# [Extract]
-- begin --

Sad news. The joys of the urban fox.

I have been passed a very good tip by a farmer friend of mine (who also hunts on horseback!) to deal with foxes in a relatively small area i.e. not a large open space such as a farm. This is to urinate (must be male pee pee) in the area of the site you wish to deter the fox from. Since doing this we have not seen a fox in our garden and when we had the snow, which was on the ground for a good couple of weeks, there were no traces of fox. Of course it is not fool proof and the urinating part is a night time activity! I was also told to put human hair into old pairs of tights and hang them up near my hen house.

Again, sorry. I'd be gutted if I lost mine even though they are not laying at the moment and the pot is calling them.
 
I've heard lion poo also does the job, if you can get it.

I've had night raids from foxy too on more than one occasion. At least 3 times killing everything except 1 bird. Sounds like it's a fox instinct to leave a survivor to repopulate?

-- end --

# [Record extracts]
-- begin --

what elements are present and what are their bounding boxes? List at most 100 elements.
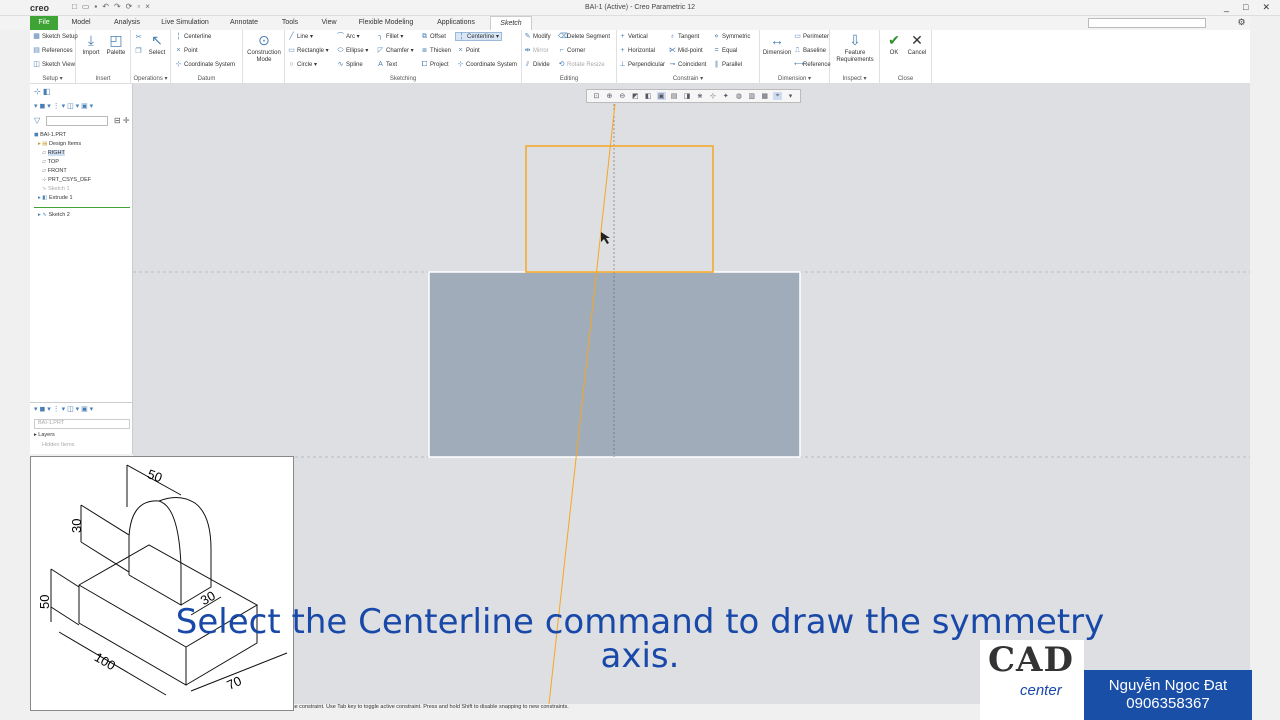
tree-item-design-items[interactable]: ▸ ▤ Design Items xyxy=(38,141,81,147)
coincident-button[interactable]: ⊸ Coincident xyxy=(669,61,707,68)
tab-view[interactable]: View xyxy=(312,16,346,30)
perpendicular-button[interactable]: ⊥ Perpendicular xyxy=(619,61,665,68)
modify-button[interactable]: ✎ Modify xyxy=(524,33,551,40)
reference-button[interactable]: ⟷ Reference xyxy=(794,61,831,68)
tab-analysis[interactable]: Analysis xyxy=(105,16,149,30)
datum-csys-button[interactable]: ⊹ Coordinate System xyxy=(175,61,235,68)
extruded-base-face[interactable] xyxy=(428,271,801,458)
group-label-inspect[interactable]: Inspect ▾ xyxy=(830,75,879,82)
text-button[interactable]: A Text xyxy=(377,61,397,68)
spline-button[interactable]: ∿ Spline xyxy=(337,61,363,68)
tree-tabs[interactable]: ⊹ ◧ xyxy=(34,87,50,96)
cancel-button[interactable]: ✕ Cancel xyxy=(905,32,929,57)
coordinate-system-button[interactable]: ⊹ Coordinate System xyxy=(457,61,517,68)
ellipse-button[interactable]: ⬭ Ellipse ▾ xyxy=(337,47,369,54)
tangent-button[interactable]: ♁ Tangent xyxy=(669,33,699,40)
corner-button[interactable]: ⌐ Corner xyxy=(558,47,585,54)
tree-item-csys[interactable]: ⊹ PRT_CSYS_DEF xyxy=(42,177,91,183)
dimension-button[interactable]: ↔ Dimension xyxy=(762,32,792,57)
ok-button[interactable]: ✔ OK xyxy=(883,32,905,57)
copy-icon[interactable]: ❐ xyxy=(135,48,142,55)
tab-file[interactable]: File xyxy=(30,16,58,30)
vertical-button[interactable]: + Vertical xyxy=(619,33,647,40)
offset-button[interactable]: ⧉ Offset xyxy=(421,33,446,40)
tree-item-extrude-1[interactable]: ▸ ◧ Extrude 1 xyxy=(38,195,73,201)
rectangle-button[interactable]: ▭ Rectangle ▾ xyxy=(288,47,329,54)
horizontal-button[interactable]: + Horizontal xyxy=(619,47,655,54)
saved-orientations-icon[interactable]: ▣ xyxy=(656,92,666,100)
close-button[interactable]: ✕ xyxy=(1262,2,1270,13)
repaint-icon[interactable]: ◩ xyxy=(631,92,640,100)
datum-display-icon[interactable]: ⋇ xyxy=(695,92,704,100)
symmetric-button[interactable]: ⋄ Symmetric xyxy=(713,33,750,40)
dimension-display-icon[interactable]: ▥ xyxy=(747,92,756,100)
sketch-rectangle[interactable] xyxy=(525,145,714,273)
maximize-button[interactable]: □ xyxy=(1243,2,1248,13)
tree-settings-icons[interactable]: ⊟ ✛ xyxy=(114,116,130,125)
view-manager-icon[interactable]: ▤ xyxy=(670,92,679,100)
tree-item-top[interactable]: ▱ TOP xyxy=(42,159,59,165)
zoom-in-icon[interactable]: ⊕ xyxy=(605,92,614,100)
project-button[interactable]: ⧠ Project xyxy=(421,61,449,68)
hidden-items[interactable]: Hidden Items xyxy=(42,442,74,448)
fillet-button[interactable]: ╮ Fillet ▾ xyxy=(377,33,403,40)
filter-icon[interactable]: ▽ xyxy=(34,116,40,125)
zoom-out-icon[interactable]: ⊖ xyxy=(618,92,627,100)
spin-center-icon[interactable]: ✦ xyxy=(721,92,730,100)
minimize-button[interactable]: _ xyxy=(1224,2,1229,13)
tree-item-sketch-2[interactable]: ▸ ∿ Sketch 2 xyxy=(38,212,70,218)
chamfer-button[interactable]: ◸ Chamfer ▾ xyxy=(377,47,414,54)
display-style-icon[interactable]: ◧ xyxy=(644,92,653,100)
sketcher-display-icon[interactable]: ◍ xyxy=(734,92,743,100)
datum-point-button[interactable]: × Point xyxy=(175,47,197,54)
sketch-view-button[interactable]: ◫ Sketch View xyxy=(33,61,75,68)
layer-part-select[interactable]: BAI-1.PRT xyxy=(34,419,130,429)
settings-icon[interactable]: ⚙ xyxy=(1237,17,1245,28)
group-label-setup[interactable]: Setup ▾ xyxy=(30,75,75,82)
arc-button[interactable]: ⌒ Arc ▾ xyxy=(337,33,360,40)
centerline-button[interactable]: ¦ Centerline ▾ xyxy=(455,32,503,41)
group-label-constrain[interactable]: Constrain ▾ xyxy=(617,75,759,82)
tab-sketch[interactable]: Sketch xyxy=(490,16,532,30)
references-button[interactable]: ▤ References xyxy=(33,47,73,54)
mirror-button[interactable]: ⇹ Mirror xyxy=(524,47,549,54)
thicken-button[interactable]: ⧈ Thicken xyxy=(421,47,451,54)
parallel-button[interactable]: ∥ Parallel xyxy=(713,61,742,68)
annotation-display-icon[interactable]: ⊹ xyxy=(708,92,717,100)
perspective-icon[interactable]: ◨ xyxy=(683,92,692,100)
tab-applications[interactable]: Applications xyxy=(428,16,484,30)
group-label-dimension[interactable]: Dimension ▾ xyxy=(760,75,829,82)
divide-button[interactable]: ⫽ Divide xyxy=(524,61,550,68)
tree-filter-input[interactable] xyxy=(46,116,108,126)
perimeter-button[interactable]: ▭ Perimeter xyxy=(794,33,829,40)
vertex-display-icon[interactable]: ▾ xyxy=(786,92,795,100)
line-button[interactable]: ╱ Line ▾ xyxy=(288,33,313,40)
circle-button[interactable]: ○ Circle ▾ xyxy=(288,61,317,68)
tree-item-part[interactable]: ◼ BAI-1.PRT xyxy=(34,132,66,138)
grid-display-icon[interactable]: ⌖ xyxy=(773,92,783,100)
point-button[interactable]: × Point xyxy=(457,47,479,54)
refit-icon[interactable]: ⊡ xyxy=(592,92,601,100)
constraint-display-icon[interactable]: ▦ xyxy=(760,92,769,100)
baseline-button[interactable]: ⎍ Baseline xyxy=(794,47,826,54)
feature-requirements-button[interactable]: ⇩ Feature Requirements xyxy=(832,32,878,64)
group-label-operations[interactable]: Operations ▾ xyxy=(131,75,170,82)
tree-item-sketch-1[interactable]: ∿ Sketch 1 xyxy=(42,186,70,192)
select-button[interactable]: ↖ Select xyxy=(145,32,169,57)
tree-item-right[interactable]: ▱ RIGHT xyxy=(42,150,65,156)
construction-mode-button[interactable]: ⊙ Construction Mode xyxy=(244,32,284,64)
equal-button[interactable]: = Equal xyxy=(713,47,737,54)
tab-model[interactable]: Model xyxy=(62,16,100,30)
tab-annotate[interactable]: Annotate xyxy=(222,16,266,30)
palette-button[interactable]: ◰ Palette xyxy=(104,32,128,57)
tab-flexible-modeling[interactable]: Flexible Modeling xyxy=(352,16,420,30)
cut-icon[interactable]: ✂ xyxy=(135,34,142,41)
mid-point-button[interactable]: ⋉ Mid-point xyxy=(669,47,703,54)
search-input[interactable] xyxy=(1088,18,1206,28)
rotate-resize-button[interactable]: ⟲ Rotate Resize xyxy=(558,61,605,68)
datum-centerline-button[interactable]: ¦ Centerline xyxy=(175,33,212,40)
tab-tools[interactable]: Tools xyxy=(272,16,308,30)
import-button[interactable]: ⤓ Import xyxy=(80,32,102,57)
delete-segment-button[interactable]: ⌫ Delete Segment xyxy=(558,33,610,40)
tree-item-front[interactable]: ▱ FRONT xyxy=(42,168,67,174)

-- end --
-- begin --

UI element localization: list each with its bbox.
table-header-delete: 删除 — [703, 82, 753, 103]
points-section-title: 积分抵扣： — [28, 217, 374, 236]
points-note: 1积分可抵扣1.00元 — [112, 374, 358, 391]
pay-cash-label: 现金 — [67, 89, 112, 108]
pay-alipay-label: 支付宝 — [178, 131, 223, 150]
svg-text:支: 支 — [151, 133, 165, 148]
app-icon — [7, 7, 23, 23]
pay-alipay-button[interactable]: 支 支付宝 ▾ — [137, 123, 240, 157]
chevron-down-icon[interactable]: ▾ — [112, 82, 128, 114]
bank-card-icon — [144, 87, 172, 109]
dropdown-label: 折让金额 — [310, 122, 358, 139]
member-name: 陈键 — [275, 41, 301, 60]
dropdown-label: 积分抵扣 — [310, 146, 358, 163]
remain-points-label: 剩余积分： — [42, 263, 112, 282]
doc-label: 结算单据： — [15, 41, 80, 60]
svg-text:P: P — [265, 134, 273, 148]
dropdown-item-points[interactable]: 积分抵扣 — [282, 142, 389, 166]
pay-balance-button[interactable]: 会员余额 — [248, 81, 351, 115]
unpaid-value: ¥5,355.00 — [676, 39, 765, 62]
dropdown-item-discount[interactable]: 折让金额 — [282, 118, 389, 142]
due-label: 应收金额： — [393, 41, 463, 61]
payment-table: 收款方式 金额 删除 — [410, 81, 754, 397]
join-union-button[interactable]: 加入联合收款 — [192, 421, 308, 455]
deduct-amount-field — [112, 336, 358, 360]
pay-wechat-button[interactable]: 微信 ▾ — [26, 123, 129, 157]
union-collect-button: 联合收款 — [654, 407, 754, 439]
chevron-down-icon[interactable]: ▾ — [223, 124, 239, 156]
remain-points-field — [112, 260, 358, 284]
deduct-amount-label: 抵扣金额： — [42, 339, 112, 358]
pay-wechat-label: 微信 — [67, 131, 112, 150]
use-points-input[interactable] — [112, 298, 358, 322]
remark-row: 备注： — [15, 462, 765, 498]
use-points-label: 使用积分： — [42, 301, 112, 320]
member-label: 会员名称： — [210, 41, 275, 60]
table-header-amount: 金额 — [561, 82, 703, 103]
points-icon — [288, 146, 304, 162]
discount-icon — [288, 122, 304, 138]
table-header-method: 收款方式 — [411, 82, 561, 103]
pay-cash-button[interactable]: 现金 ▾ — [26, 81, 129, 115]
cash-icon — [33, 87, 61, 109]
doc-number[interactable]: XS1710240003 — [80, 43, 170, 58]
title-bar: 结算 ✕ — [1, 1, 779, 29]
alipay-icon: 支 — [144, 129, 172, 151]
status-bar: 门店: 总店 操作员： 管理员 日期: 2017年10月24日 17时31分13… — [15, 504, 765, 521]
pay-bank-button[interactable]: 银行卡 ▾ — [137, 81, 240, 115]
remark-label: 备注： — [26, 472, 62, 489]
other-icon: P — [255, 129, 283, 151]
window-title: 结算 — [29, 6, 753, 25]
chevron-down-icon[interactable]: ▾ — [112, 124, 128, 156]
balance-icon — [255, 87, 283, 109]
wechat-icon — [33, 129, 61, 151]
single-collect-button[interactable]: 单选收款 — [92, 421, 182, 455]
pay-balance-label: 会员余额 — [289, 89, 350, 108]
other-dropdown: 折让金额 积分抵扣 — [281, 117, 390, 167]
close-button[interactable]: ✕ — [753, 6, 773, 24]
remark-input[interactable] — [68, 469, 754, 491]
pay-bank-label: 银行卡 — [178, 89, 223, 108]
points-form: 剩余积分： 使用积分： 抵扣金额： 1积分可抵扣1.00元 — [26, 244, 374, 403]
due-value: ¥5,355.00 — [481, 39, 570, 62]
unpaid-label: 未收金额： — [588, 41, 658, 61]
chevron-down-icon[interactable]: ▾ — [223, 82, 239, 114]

-- end --

Edit the text on urban foxes between "Again, sorry. I'd" and "survivor to repopulate?", inclusive, and write that span out again with "lion" replaced by "tiger". The material has no role in this work.

# [Correct answer]
Again, sorry. I'd be gutted if I lost mine even though they are not laying at the moment and the pot is calling them.
 
I've heard tiger poo also does the job, if you can get it.

I've had night raids from foxy too on more than one occasion. At least 3 times killing everything except 1 bird. Sounds like it's a fox instinct to leave a survivor to repopulate?